Exercise description → Images embedded in the records are excluded; print everything else exactly as given.

=== Exercise inputs ===

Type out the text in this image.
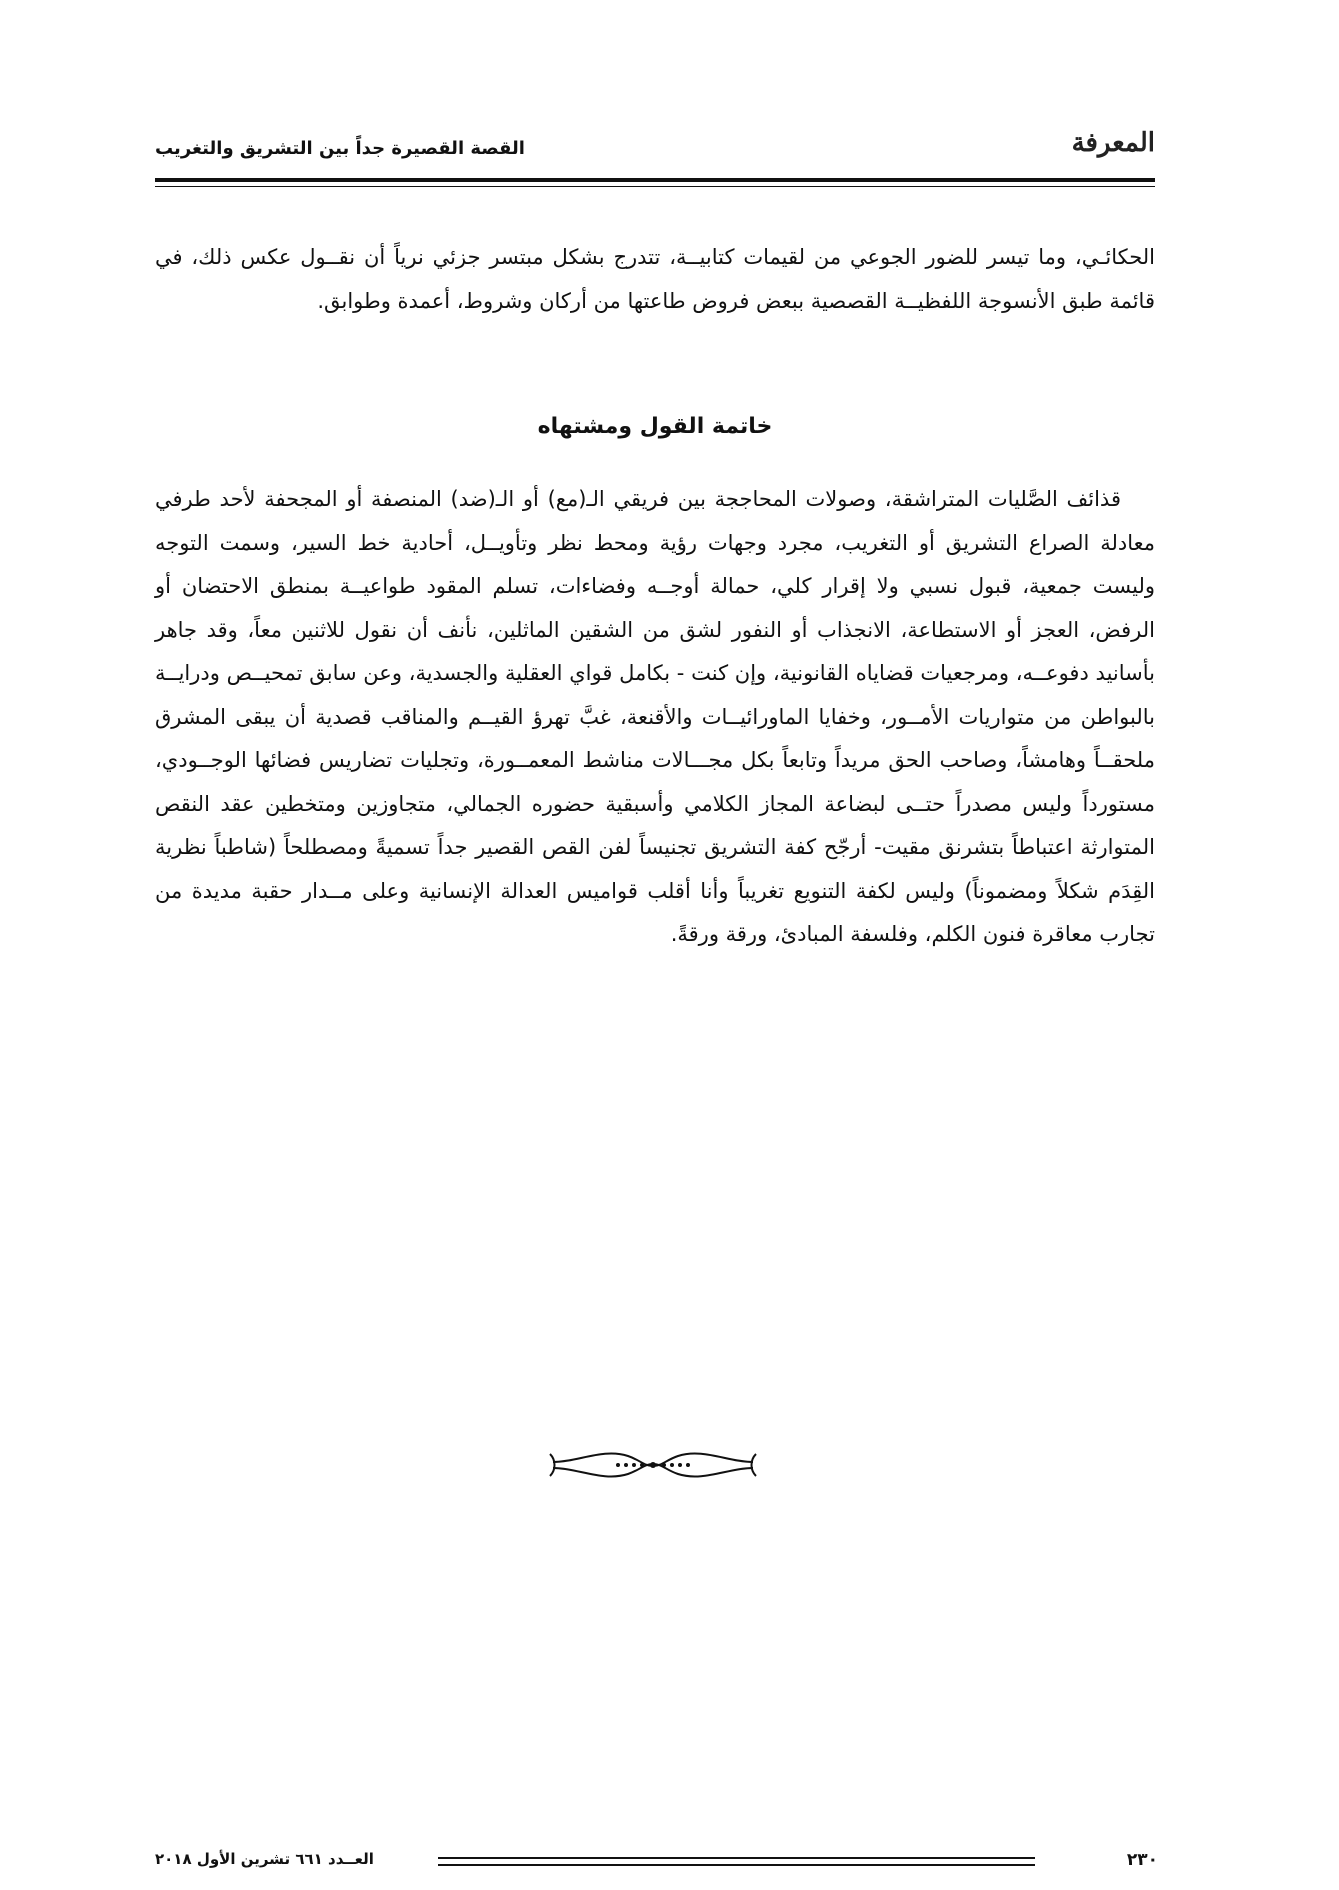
المعرفة
القصة القصيرة جداً بين التشريق والتغريب

الحكائـي، وما تيسر للضور الجوعي من لقيمات كتابيــة، تتدرج بشكل مبتسر جزئي نرياً أن نقــول عكس ذلك، في قائمة طبق الأنسوجة اللفظيــة القصصية ببعض فروض طاعتها من أركان وشروط، أعمدة وطوابق.

خاتمة القول ومشتهاه

قذائف الصَّليات المتراشقة، وصولات المحاججة بين فريقي الـ(مع) أو الـ(ضد) المنصفة أو المجحفة لأحد طرفي معادلة الصراع التشريق أو التغريب، مجرد وجهات رؤية ومحط نظر وتأويــل، أحادية خط السير، وسمت التوجه وليست جمعية، قبول نسبي ولا إقرار كلي، حمالة أوجــه وفضاءات، تسلم المقود طواعيــة بمنطق الاحتضان أو الرفض، العجز أو الاستطاعة، الانجذاب أو النفور لشق من الشقين الماثلين، نأنف أن نقول للاثنين معاً، وقد جاهر بأسانيد دفوعــه، ومرجعيات قضاياه القانونية، وإن كنت - بكامل قواي العقلية والجسدية، وعن سابق تمحيــص ودرايــة بالبواطن من متواريات الأمــور، وخفايا الماورائيــات والأقنعة، غبَّ تهرؤ القيــم والمناقب قصدية أن يبقى المشرق ملحقــاً وهامشاً، وصاحب الحق مريداً وتابعاً بكل مجـــالات مناشط المعمــورة، وتجليات تضاريس فضائها الوجــودي، مستورداً وليس مصدراً حتــى لبضاعة المجاز الكلامي وأسبقية حضوره الجمالي، متجاوزين ومتخطين عقد النقص المتوارثة اعتباطاً بتشرنق مقيت- أرجّح كفة التشريق تجنيساً لفن القص القصير جداً تسميةً ومصطلحاً (شاطباً نظرية القِدَم شكلاً ومضموناً) وليس لكفة التنويع تغريباً وأنا أقلب قواميس العدالة الإنسانية وعلى مــدار حقبة مديدة من تجارب معاقرة فنون الكلم، وفلسفة المبادئ، ورقة ورقةً.

٢٣٠
العــدد ٦٦١ تشرين الأول ٢٠١٨
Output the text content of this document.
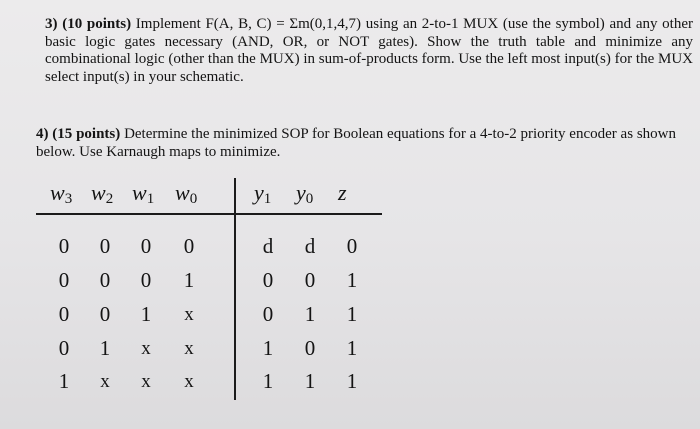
3) (10 points) Implement F(A, B, C) = Σm(0,1,4,7) using an 2-to-1 MUX (use the symbol) and any other basic logic gates necessary (AND, OR, or NOT gates). Show the truth table and minimize any combinational logic (other than the MUX) in sum-of-products form. Use the left most input(s) for the MUX select input(s) in your schematic.
4) (15 points) Determine the minimized SOP for Boolean equations for a 4-to-2 priority encoder as shown below. Use Karnaugh maps to minimize.
$w_3$ $w_2$ $w_1$ $w_0$	$y_1$ $y_0$ z
0 0 0 0	d d 0
0 0 0 1	0 0 1
0 0 1 x	0 1 1
0 1 x x	1 0 1
1 x x x	1 1 1
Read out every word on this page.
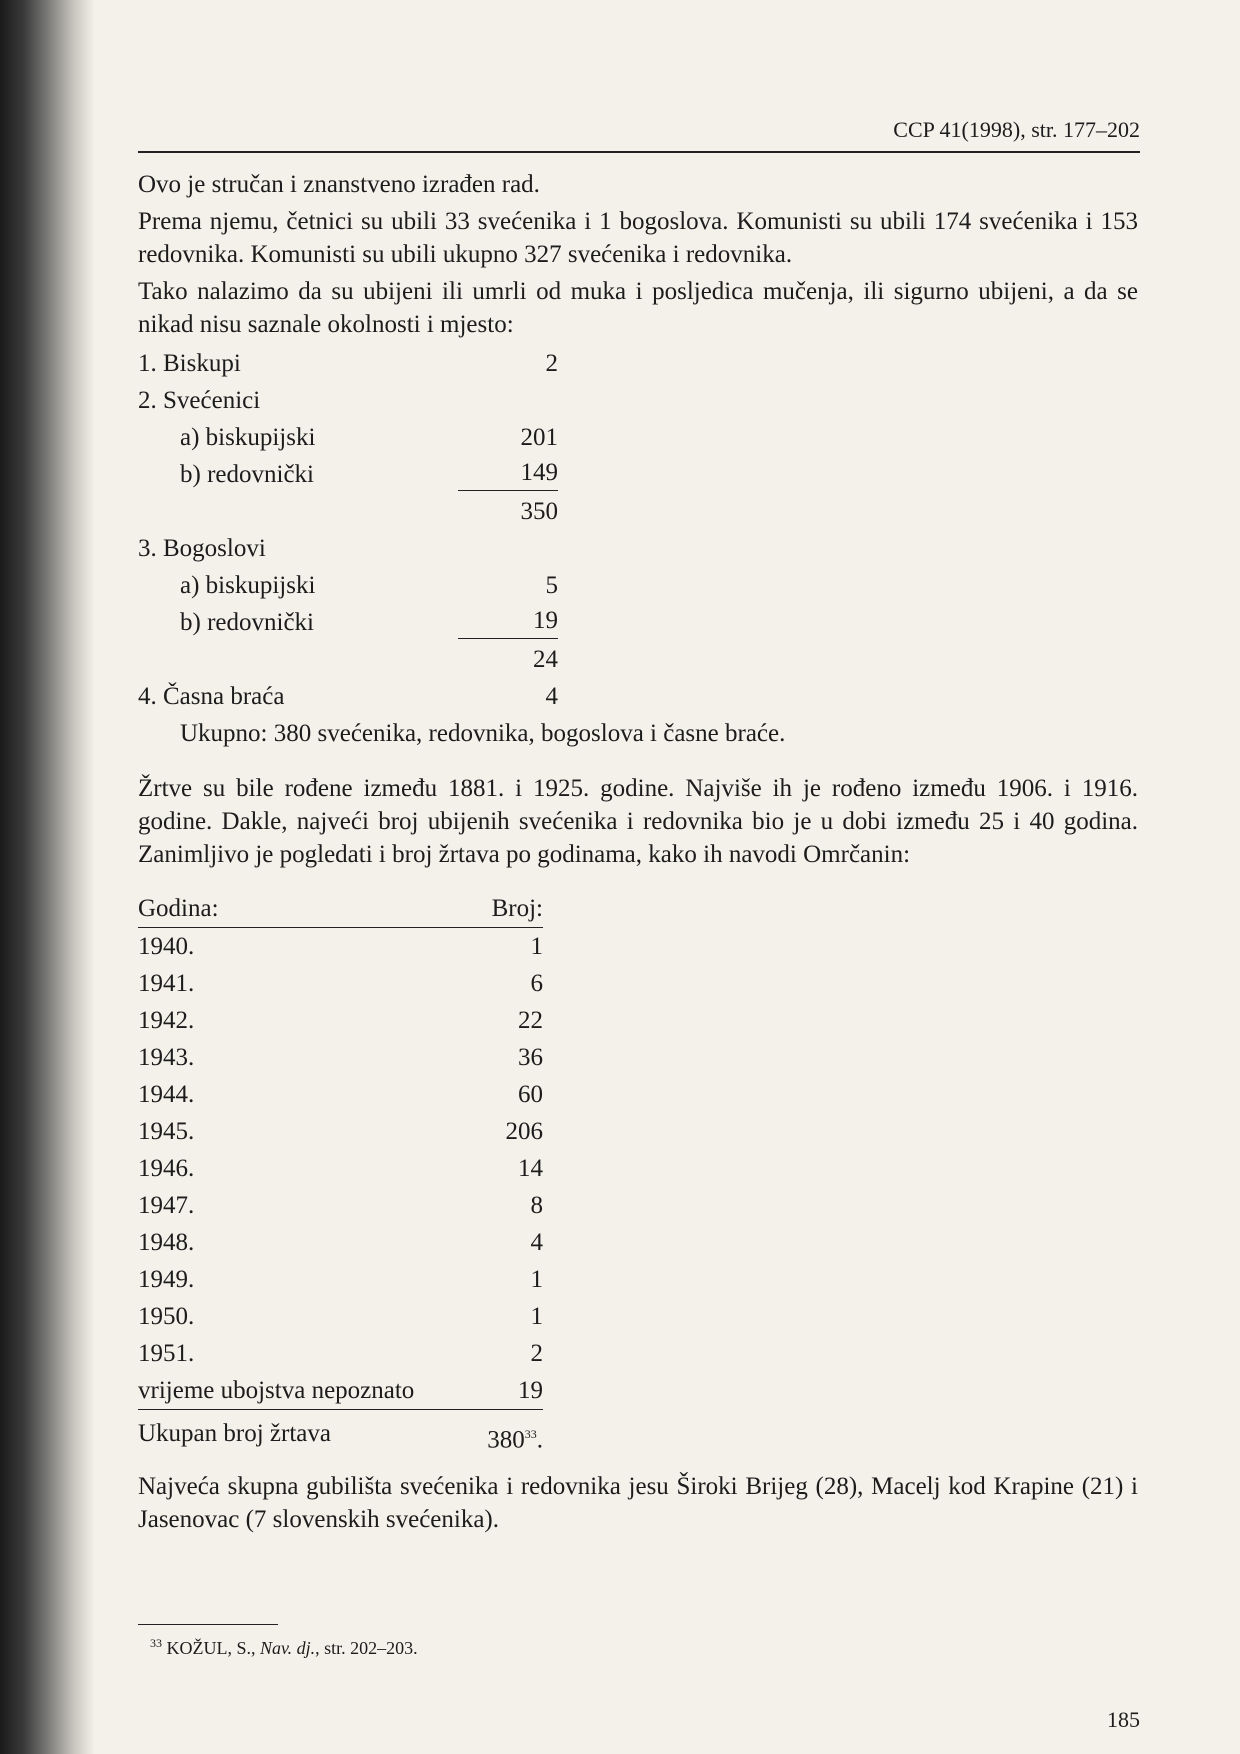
CCP 41(1998), str. 177–202

Ovo je stručan i znanstveno izrađen rad.

Prema njemu, četnici su ubili 33 svećenika i 1 bogoslova. Komunisti su ubili 174 svećenika i 153 redovnika. Komunisti su ubili ukupno 327 svećenika i redovnika.

Tako nalazimo da su ubijeni ili umrli od muka i posljedica mučenja, ili sigurno ubijeni, a da se nikad nisu saznale okolnosti i mjesto:

1. Biskupi	2
2. Svećenici
a) biskupijski	201
b) redovnički	149
350
3. Bogoslovi
a) biskupijski	5
b) redovnički	19
24
4. Časna braća	4
Ukupno: 380 svećenika, redovnika, bogoslova i časne braće.

Žrtve su bile rođene između 1881. i 1925. godine. Najviše ih je rođeno između 1906. i 1916. godine. Dakle, najveći broj ubijenih svećenika i redovnika bio je u dobi između 25 i 40 godina. Zanimljivo je pogledati i broj žrtava po godinama, kako ih navodi Omrčanin:

Godina:	Broj:
1940.	1
1941.	6
1942.	22
1943.	36
1944.	60
1945.	206
1946.	14
1947.	8
1948.	4
1949.	1
1950.	1
1951.	2
vrijeme ubojstva nepoznato	19
Ukupan broj žrtava	$380^{33}$.

Najveća skupna gubilišta svećenika i redovnika jesu Široki Brijeg (28), Macelj kod Krapine (21) i Jasenovac (7 slovenskih svećenika).

$^{33}$ KOŽUL, S., Nav. dj., str. 202–203.
185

===

Response to this exercise →
Type out the text in this image.
المعرفة
القصة القصيرة جداً بين التشريق والتغريب

الحكائـي، وما تيسر للضور الجوعي من لقيمات كتابيــة، تتدرج بشكل مبتسر جزئي نرياً أن نقــول عكس ذلك، في قائمة طبق الأنسوجة اللفظيــة القصصية ببعض فروض طاعتها من أركان وشروط، أعمدة وطوابق.

خاتمة القول ومشتهاه

قذائف الصَّليات المتراشقة، وصولات المحاججة بين فريقي الـ(مع) أو الـ(ضد) المنصفة أو المجحفة لأحد طرفي معادلة الصراع التشريق أو التغريب، مجرد وجهات رؤية ومحط نظر وتأويــل، أحادية خط السير، وسمت التوجه وليست جمعية، قبول نسبي ولا إقرار كلي، حمالة أوجــه وفضاءات، تسلم المقود طواعيــة بمنطق الاحتضان أو الرفض، العجز أو الاستطاعة، الانجذاب أو النفور لشق من الشقين الماثلين، نأنف أن نقول للاثنين معاً، وقد جاهر بأسانيد دفوعــه، ومرجعيات قضاياه القانونية، وإن كنت - بكامل قواي العقلية والجسدية، وعن سابق تمحيــص ودرايــة بالبواطن من متواريات الأمــور، وخفايا الماورائيــات والأقنعة، غبَّ تهرؤ القيــم والمناقب قصدية أن يبقى المشرق ملحقــاً وهامشاً، وصاحب الحق مريداً وتابعاً بكل مجـــالات مناشط المعمــورة، وتجليات تضاريس فضائها الوجــودي، مستورداً وليس مصدراً حتــى لبضاعة المجاز الكلامي وأسبقية حضوره الجمالي، متجاوزين ومتخطين عقد النقص المتوارثة اعتباطاً بتشرنق مقيت- أرجّح كفة التشريق تجنيساً لفن القص القصير جداً تسميةً ومصطلحاً (شاطباً نظرية القِدَم شكلاً ومضموناً) وليس لكفة التنويع تغريباً وأنا أقلب قواميس العدالة الإنسانية وعلى مــدار حقبة مديدة من تجارب معاقرة فنون الكلم، وفلسفة المبادئ، ورقة ورقةً.

٢٣٠
العــدد ٦٦١ تشرين الأول ٢٠١٨
Output the text content of this document.
3) (10 points) Implement F(A, B, C) = Σm(0,1,4,7) using an 2-to-1 MUX (use the symbol) and any other basic logic gates necessary (AND, OR, or NOT gates). Show the truth table and minimize any combinational logic (other than the MUX) in sum-of-products form. Use the left most input(s) for the MUX select input(s) in your schematic.
4) (15 points) Determine the minimized SOP for Boolean equations for a 4-to-2 priority encoder as shown below. Use Karnaugh maps to minimize.
$w_3$ $w_2$ $w_1$ $w_0$	$y_1$ $y_0$ z
0 0 0 0	d d 0
0 0 0 1	0 0 1
0 0 1 x	0 1 1
0 1 x x	1 0 1
1 x x x	1 1 1
Read out every word on this page.
CCP 41(1998), str. 177–202

Ovo je stručan i znanstveno izrađen rad.

Prema njemu, četnici su ubili 33 svećenika i 1 bogoslova. Komunisti su ubili 174 svećenika i 153 redovnika. Komunisti su ubili ukupno 327 svećenika i redovnika.

Tako nalazimo da su ubijeni ili umrli od muka i posljedica mučenja, ili sigurno ubijeni, a da se nikad nisu saznale okolnosti i mjesto:

1. Biskupi	2
2. Svećenici
a) biskupijski	201
b) redovnički	149
350
3. Bogoslovi
a) biskupijski	5
b) redovnički	19
24
4. Časna braća	4
Ukupno: 380 svećenika, redovnika, bogoslova i časne braće.

Žrtve su bile rođene između 1881. i 1925. godine. Najviše ih je rođeno između 1906. i 1916. godine. Dakle, najveći broj ubijenih svećenika i redovnika bio je u dobi između 25 i 40 godina. Zanimljivo je pogledati i broj žrtava po godinama, kako ih navodi Omrčanin:

Godina:	Broj:
1940.	1
1941.	6
1942.	22
1943.	36
1944.	60
1945.	206
1946.	14
1947.	8
1948.	4
1949.	1
1950.	1
1951.	2
vrijeme ubojstva nepoznato	19
Ukupan broj žrtava	$380^{33}$.

Najveća skupna gubilišta svećenika i redovnika jesu Široki Brijeg (28), Macelj kod Krapine (21) i Jasenovac (7 slovenskih svećenika).

$^{33}$ KOŽUL, S., Nav. dj., str. 202–203.
185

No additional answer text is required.